Stored items
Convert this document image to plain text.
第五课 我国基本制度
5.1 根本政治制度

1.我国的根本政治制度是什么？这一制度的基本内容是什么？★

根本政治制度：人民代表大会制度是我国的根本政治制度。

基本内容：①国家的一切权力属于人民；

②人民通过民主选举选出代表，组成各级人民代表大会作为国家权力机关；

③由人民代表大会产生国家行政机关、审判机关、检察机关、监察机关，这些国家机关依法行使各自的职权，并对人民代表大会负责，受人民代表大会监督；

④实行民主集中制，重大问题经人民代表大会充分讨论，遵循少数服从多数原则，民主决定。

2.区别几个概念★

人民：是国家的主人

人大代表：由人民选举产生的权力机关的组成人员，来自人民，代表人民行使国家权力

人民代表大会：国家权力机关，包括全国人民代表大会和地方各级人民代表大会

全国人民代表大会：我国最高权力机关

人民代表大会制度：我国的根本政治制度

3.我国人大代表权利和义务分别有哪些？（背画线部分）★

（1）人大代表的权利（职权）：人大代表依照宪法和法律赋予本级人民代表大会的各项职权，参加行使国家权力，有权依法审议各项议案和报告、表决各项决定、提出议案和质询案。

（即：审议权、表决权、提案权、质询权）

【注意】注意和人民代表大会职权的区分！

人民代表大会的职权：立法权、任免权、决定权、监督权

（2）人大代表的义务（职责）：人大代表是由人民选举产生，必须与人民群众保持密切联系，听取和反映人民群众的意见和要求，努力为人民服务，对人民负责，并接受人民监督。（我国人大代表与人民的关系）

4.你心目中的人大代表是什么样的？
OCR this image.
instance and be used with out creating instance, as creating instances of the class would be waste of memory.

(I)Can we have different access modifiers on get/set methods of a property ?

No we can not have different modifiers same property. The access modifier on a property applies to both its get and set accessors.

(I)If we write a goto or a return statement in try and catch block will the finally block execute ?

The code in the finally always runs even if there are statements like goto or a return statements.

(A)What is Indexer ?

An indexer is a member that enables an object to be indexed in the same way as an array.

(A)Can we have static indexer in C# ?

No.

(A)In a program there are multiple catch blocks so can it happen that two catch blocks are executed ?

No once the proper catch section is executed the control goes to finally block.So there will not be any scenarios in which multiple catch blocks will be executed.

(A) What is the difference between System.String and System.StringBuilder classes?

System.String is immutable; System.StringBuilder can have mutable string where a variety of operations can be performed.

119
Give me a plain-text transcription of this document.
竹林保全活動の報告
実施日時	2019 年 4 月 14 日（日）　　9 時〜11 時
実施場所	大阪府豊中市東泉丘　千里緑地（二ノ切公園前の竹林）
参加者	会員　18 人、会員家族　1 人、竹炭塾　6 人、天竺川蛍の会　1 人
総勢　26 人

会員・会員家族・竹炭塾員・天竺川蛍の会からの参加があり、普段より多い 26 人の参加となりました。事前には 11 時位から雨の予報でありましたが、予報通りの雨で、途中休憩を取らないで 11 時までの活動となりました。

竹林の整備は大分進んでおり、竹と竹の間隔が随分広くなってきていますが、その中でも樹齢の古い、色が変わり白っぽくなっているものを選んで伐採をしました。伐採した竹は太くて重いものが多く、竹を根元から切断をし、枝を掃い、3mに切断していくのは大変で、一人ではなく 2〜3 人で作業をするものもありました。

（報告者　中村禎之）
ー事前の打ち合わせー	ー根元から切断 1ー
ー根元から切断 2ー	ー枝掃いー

- **Given problem**:
Where a line in the entries holds "multiple", copy that line.

- **Problem solution**:
(A)In a program there are multiple catch blocks so can it happen that two catch blocks are executed ?
No once the proper catch section is executed the control goes to finally block.So there will not be any scenarios in which multiple catch blocks will be executed.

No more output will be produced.